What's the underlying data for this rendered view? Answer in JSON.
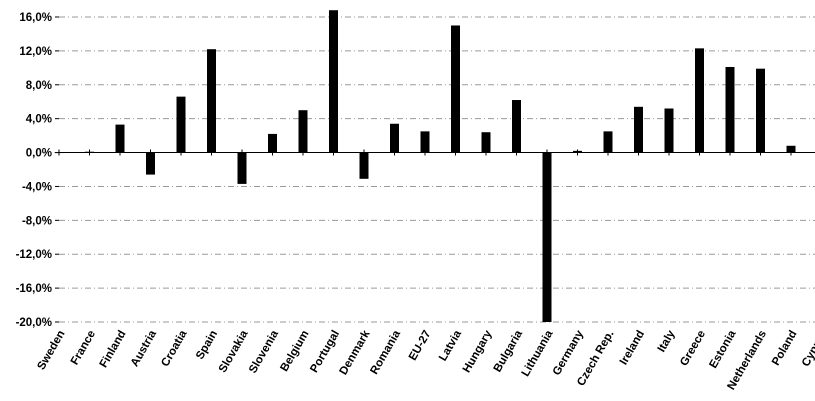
{
  "chart_data": {
    "type": "bar",
    "title": "",
    "xlabel": "",
    "ylabel": "",
    "ylim": [
      -20,
      16
    ],
    "y_ticks": [
      16,
      12,
      8,
      4,
      0,
      -4,
      -8,
      -12,
      -16,
      -20
    ],
    "y_tick_labels": [
      "16,0%",
      "12,0%",
      "8,0%",
      "4,0%",
      "0,0%",
      "-4,0%",
      "-8,0%",
      "-12,0%",
      "-16,0%",
      "-20,0%"
    ],
    "grid": "horizontal dash-dot",
    "legend": "none",
    "bar_color": "#000000",
    "categories": [
      "Sweden",
      "France",
      "Finland",
      "Austria",
      "Croatia",
      "Spain",
      "Slovakia",
      "Slovenia",
      "Belgium",
      "Portugal",
      "Denmark",
      "Romania",
      "EU-27",
      "Latvia",
      "Hungary",
      "Bulgaria",
      "Lithuania",
      "Germany",
      "Czech Rep.",
      "Ireland",
      "Italy",
      "Greece",
      "Estonia",
      "Netherlands",
      "Poland",
      "Cyprus"
    ],
    "values": [
      0.0,
      0.1,
      3.3,
      -2.6,
      6.6,
      12.2,
      -3.7,
      2.2,
      5.0,
      16.8,
      -3.1,
      3.4,
      2.5,
      15.0,
      2.4,
      6.2,
      -20.0,
      0.2,
      2.5,
      5.4,
      5.2,
      12.3,
      10.1,
      9.9,
      0.8,
      0.0
    ]
  }
}
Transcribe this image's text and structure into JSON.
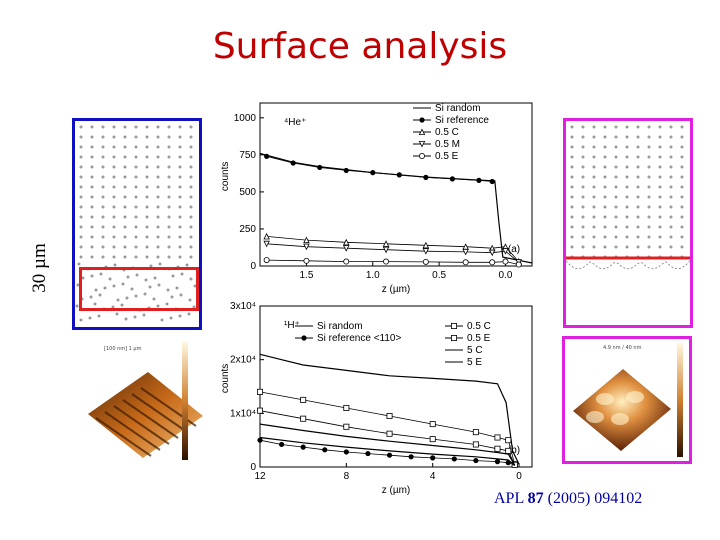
{
  "title": "Surface analysis",
  "side_label": "30 µm",
  "citation": {
    "prefix": "APL ",
    "volume": "87",
    "suffix": " (2005) 094102"
  },
  "colors": {
    "title": "#c00000",
    "left_frame": "#1010c0",
    "right_frame": "#e020e0",
    "highlight": "#e02020",
    "citation": "#0000a0"
  },
  "afm_left": {
    "scale_label": "[100 nm] 1 µm"
  },
  "afm_right": {
    "scale_label": "4.9 nm / 40 nm"
  },
  "chart_data": [
    {
      "type": "line",
      "panel_label": "(a)",
      "ion_label": "⁴He⁺",
      "xlabel": "z (µm)",
      "ylabel": "counts",
      "xlim": [
        1.85,
        -0.2
      ],
      "ylim": [
        0,
        1100
      ],
      "x_ticks": [
        1.5,
        1.0,
        0.5,
        0.0
      ],
      "x_tick_labels": [
        "1.5",
        "1.0",
        "0.5",
        "0.0"
      ],
      "y_ticks": [
        0,
        250,
        500,
        750,
        1000
      ],
      "y_tick_labels": [
        "0",
        "250",
        "500",
        "750",
        "1000"
      ],
      "legend_position": "top-right",
      "series": [
        {
          "name": "Si random",
          "marker": "none",
          "x": [
            1.85,
            1.6,
            1.4,
            1.2,
            1.0,
            0.8,
            0.6,
            0.4,
            0.2,
            0.08,
            0.05,
            0.02,
            -0.2
          ],
          "y": [
            760,
            700,
            670,
            650,
            630,
            615,
            600,
            590,
            580,
            575,
            300,
            60,
            20
          ]
        },
        {
          "name": "Si reference",
          "marker": "filled-circle",
          "x": [
            1.8,
            1.6,
            1.4,
            1.2,
            1.0,
            0.8,
            0.6,
            0.4,
            0.2,
            0.1
          ],
          "y": [
            740,
            695,
            665,
            645,
            630,
            615,
            598,
            588,
            578,
            570
          ]
        },
        {
          "name": "0.5 C",
          "marker": "triangle-up",
          "x": [
            1.8,
            1.5,
            1.2,
            0.9,
            0.6,
            0.3,
            0.1,
            0.0,
            -0.1
          ],
          "y": [
            200,
            175,
            160,
            150,
            140,
            130,
            120,
            130,
            30
          ]
        },
        {
          "name": "0.5 M",
          "marker": "triangle-down",
          "x": [
            1.8,
            1.5,
            1.2,
            0.9,
            0.6,
            0.3,
            0.1,
            0.0,
            -0.1
          ],
          "y": [
            150,
            130,
            120,
            110,
            100,
            95,
            90,
            100,
            25
          ]
        },
        {
          "name": "0.5 E",
          "marker": "open-circle",
          "x": [
            1.8,
            1.5,
            1.2,
            0.9,
            0.6,
            0.3,
            0.1,
            0.0,
            -0.1
          ],
          "y": [
            40,
            35,
            30,
            30,
            28,
            25,
            25,
            30,
            10
          ]
        }
      ]
    },
    {
      "type": "line",
      "panel_label": "(b)",
      "ion_label": "¹H⁺",
      "xlabel": "z (µm)",
      "ylabel": "counts",
      "xlim": [
        12,
        -0.6
      ],
      "ylim": [
        0,
        30000
      ],
      "x_ticks": [
        12,
        8,
        4,
        0
      ],
      "x_tick_labels": [
        "12",
        "8",
        "4",
        "0"
      ],
      "y_ticks": [
        0,
        10000,
        20000,
        30000
      ],
      "y_tick_labels": [
        "0",
        "1x10⁴",
        "2x10⁴",
        "3x10⁴"
      ],
      "legend_position": "top",
      "series": [
        {
          "name": "Si random",
          "marker": "none",
          "x": [
            12,
            11,
            10,
            8,
            6,
            4,
            2,
            1,
            0.6,
            0.3,
            0.0
          ],
          "y": [
            21000,
            20000,
            19000,
            18000,
            17000,
            16500,
            16000,
            15500,
            12000,
            3000,
            500
          ]
        },
        {
          "name": "Si reference <110>",
          "marker": "filled-circle",
          "x": [
            12,
            11,
            10,
            9,
            8,
            7,
            6,
            5,
            4,
            3,
            2,
            1,
            0.5,
            0.2
          ],
          "y": [
            5000,
            4200,
            3700,
            3200,
            2800,
            2500,
            2200,
            1900,
            1700,
            1500,
            1200,
            1000,
            800,
            600
          ]
        },
        {
          "name": "0.5 C",
          "marker": "open-square",
          "x": [
            12,
            10,
            8,
            6,
            4,
            2,
            1,
            0.5,
            0.2
          ],
          "y": [
            14000,
            12500,
            11000,
            9500,
            8000,
            6500,
            5500,
            5000,
            500
          ]
        },
        {
          "name": "0.5 E",
          "marker": "open-square",
          "x": [
            12,
            10,
            8,
            6,
            4,
            2,
            1,
            0.5,
            0.2
          ],
          "y": [
            10500,
            9000,
            7500,
            6200,
            5200,
            4200,
            3400,
            3000,
            400
          ]
        },
        {
          "name": "5 C",
          "marker": "none",
          "x": [
            12,
            10,
            8,
            6,
            4,
            2,
            1,
            0.5,
            0.2
          ],
          "y": [
            8000,
            6800,
            5700,
            4800,
            4000,
            3200,
            2700,
            2400,
            350
          ]
        },
        {
          "name": "5 E",
          "marker": "none",
          "x": [
            12,
            10,
            8,
            6,
            4,
            2,
            1,
            0.5,
            0.2
          ],
          "y": [
            5500,
            4500,
            3700,
            3000,
            2400,
            1900,
            1500,
            1300,
            250
          ]
        }
      ]
    }
  ]
}
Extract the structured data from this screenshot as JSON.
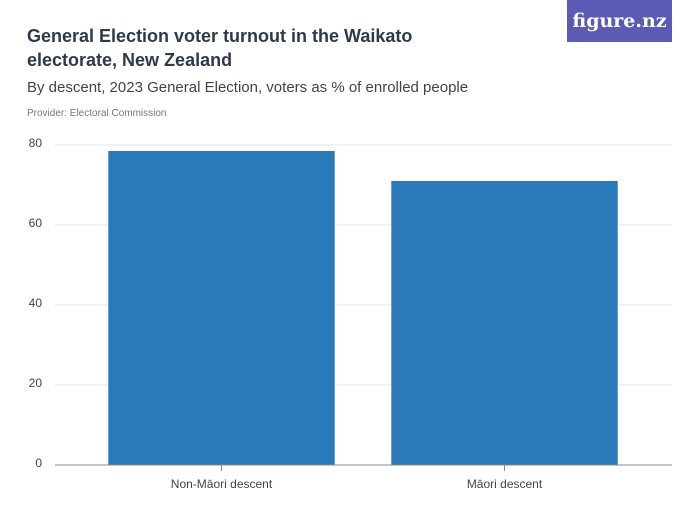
{
  "chart_data": {
    "type": "bar",
    "title": "General Election voter turnout in the Waikato electorate, New Zealand",
    "subtitle": "By descent, 2023 General Election, voters as % of enrolled people",
    "provider": "Provider: Electoral Commission",
    "logo": "figure.nz",
    "categories": [
      "Non-Māori descent",
      "Māori descent"
    ],
    "values": [
      78.5,
      71.0
    ],
    "color": "#2a7ab9",
    "ylim": [
      0,
      80
    ],
    "yticks": [
      0,
      20,
      40,
      60,
      80
    ],
    "grid": true
  }
}
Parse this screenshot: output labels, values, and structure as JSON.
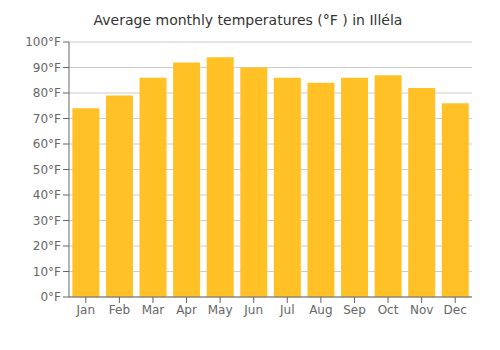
{
  "chart_data": {
    "type": "bar",
    "title": "Average monthly temperatures (°F ) in Illéla",
    "categories": [
      "Jan",
      "Feb",
      "Mar",
      "Apr",
      "May",
      "Jun",
      "Jul",
      "Aug",
      "Sep",
      "Oct",
      "Nov",
      "Dec"
    ],
    "values": [
      74,
      79,
      86,
      92,
      94,
      90,
      86,
      84,
      86,
      87,
      82,
      76
    ],
    "color": "#FFC125",
    "ylim": [
      0,
      100
    ],
    "yticks": [
      {
        "value": 0,
        "label": "0°F"
      },
      {
        "value": 10,
        "label": "10°F"
      },
      {
        "value": 20,
        "label": "20°F"
      },
      {
        "value": 30,
        "label": "30°F"
      },
      {
        "value": 40,
        "label": "40°F"
      },
      {
        "value": 50,
        "label": "50°F"
      },
      {
        "value": 60,
        "label": "60°F"
      },
      {
        "value": 70,
        "label": "70°F"
      },
      {
        "value": 80,
        "label": "80°F"
      },
      {
        "value": 90,
        "label": "90°F"
      },
      {
        "value": 100,
        "label": "100°F"
      }
    ],
    "grid": true
  }
}
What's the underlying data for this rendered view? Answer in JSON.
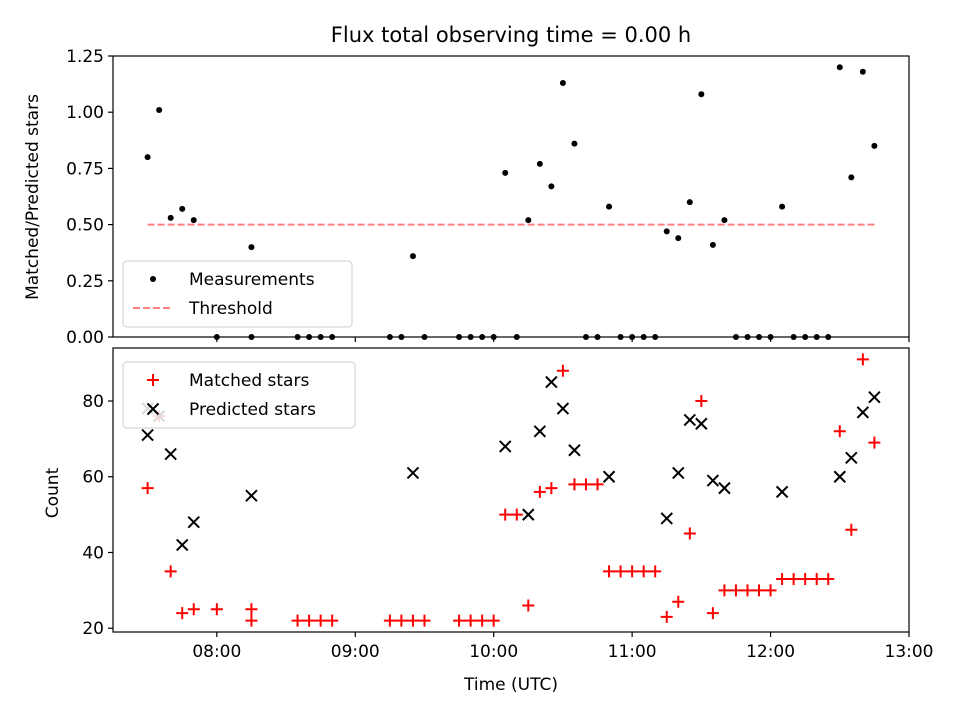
{
  "chart_data": [
    {
      "type": "scatter",
      "title": "Flux total observing time = 0.00 h",
      "ylabel": "Matched/Predicted stars",
      "xlim": [
        "07:15",
        "13:00"
      ],
      "ylim": [
        0,
        1.25
      ],
      "yticks": [
        "0.00",
        "0.25",
        "0.50",
        "0.75",
        "1.00",
        "1.25"
      ],
      "grid": false,
      "legend_position": "lower-left",
      "series": [
        {
          "name": "Measurements",
          "marker": "dot",
          "color": "#000000",
          "points": [
            [
              "07:30",
              0.8
            ],
            [
              "07:35",
              1.01
            ],
            [
              "07:40",
              0.53
            ],
            [
              "07:45",
              0.57
            ],
            [
              "07:50",
              0.52
            ],
            [
              "08:00",
              0.0
            ],
            [
              "08:15",
              0.4
            ],
            [
              "08:15",
              0.0
            ],
            [
              "08:35",
              0.0
            ],
            [
              "08:40",
              0.0
            ],
            [
              "08:45",
              0.0
            ],
            [
              "08:50",
              0.0
            ],
            [
              "09:15",
              0.0
            ],
            [
              "09:20",
              0.0
            ],
            [
              "09:25",
              0.36
            ],
            [
              "09:30",
              0.0
            ],
            [
              "09:45",
              0.0
            ],
            [
              "09:50",
              0.0
            ],
            [
              "09:55",
              0.0
            ],
            [
              "10:00",
              0.0
            ],
            [
              "10:05",
              0.73
            ],
            [
              "10:10",
              0.0
            ],
            [
              "10:15",
              0.52
            ],
            [
              "10:20",
              0.77
            ],
            [
              "10:25",
              0.67
            ],
            [
              "10:30",
              1.13
            ],
            [
              "10:35",
              0.86
            ],
            [
              "10:40",
              0.0
            ],
            [
              "10:45",
              0.0
            ],
            [
              "10:50",
              0.58
            ],
            [
              "10:55",
              0.0
            ],
            [
              "11:00",
              0.0
            ],
            [
              "11:05",
              0.0
            ],
            [
              "11:10",
              0.0
            ],
            [
              "11:15",
              0.47
            ],
            [
              "11:20",
              0.44
            ],
            [
              "11:25",
              0.6
            ],
            [
              "11:30",
              1.08
            ],
            [
              "11:35",
              0.41
            ],
            [
              "11:40",
              0.52
            ],
            [
              "11:45",
              0.0
            ],
            [
              "11:50",
              0.0
            ],
            [
              "11:55",
              0.0
            ],
            [
              "12:00",
              0.0
            ],
            [
              "12:05",
              0.58
            ],
            [
              "12:10",
              0.0
            ],
            [
              "12:15",
              0.0
            ],
            [
              "12:20",
              0.0
            ],
            [
              "12:25",
              0.0
            ],
            [
              "12:30",
              1.2
            ],
            [
              "12:35",
              0.71
            ],
            [
              "12:40",
              1.18
            ],
            [
              "12:45",
              0.85
            ]
          ]
        },
        {
          "name": "Threshold",
          "marker": "dashed-line",
          "color": "#ff8080",
          "points": [
            [
              "07:30",
              0.5
            ],
            [
              "12:45",
              0.5
            ]
          ]
        }
      ]
    },
    {
      "type": "scatter",
      "xlabel": "Time (UTC)",
      "ylabel": "Count",
      "xlim": [
        "07:15",
        "13:00"
      ],
      "ylim": [
        19,
        94
      ],
      "xticks": [
        "08:00",
        "09:00",
        "10:00",
        "11:00",
        "12:00",
        "13:00"
      ],
      "yticks": [
        "20",
        "40",
        "60",
        "80"
      ],
      "grid": false,
      "legend_position": "upper-left",
      "series": [
        {
          "name": "Matched stars",
          "marker": "plus",
          "color": "#ff0000",
          "points": [
            [
              "07:30",
              57
            ],
            [
              "07:35",
              76
            ],
            [
              "07:40",
              35
            ],
            [
              "07:45",
              24
            ],
            [
              "07:50",
              25
            ],
            [
              "08:00",
              25
            ],
            [
              "08:15",
              25
            ],
            [
              "08:15",
              22
            ],
            [
              "08:35",
              22
            ],
            [
              "08:40",
              22
            ],
            [
              "08:45",
              22
            ],
            [
              "08:50",
              22
            ],
            [
              "09:15",
              22
            ],
            [
              "09:20",
              22
            ],
            [
              "09:25",
              22
            ],
            [
              "09:30",
              22
            ],
            [
              "09:45",
              22
            ],
            [
              "09:50",
              22
            ],
            [
              "09:55",
              22
            ],
            [
              "10:00",
              22
            ],
            [
              "10:05",
              50
            ],
            [
              "10:10",
              50
            ],
            [
              "10:15",
              26
            ],
            [
              "10:20",
              56
            ],
            [
              "10:25",
              57
            ],
            [
              "10:30",
              88
            ],
            [
              "10:35",
              58
            ],
            [
              "10:40",
              58
            ],
            [
              "10:45",
              58
            ],
            [
              "10:50",
              35
            ],
            [
              "10:55",
              35
            ],
            [
              "11:00",
              35
            ],
            [
              "11:05",
              35
            ],
            [
              "11:10",
              35
            ],
            [
              "11:15",
              23
            ],
            [
              "11:20",
              27
            ],
            [
              "11:25",
              45
            ],
            [
              "11:30",
              80
            ],
            [
              "11:35",
              24
            ],
            [
              "11:40",
              30
            ],
            [
              "11:45",
              30
            ],
            [
              "11:50",
              30
            ],
            [
              "11:55",
              30
            ],
            [
              "12:00",
              30
            ],
            [
              "12:05",
              33
            ],
            [
              "12:10",
              33
            ],
            [
              "12:15",
              33
            ],
            [
              "12:20",
              33
            ],
            [
              "12:25",
              33
            ],
            [
              "12:30",
              72
            ],
            [
              "12:35",
              46
            ],
            [
              "12:40",
              91
            ],
            [
              "12:45",
              69
            ]
          ]
        },
        {
          "name": "Predicted stars",
          "marker": "x",
          "color": "#000000",
          "points": [
            [
              "07:30",
              71
            ],
            [
              "07:30",
              78
            ],
            [
              "07:35",
              76
            ],
            [
              "07:40",
              66
            ],
            [
              "07:45",
              42
            ],
            [
              "07:50",
              48
            ],
            [
              "08:15",
              55
            ],
            [
              "09:25",
              61
            ],
            [
              "10:05",
              68
            ],
            [
              "10:15",
              50
            ],
            [
              "10:20",
              72
            ],
            [
              "10:25",
              85
            ],
            [
              "10:30",
              78
            ],
            [
              "10:35",
              67
            ],
            [
              "10:50",
              60
            ],
            [
              "11:15",
              49
            ],
            [
              "11:20",
              61
            ],
            [
              "11:25",
              75
            ],
            [
              "11:30",
              74
            ],
            [
              "11:35",
              59
            ],
            [
              "11:40",
              57
            ],
            [
              "12:05",
              56
            ],
            [
              "12:30",
              60
            ],
            [
              "12:35",
              65
            ],
            [
              "12:40",
              77
            ],
            [
              "12:45",
              81
            ]
          ]
        }
      ]
    }
  ]
}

· · · · · · ·

» REQUEST
Where a line above includes "descent", copy that line.

» EXERCISE OUTPUT
    "subtitle": "By descent, 2023 General Election, voters as % of enrolled people",
      "Non-Māori descent",
      "Māori descent"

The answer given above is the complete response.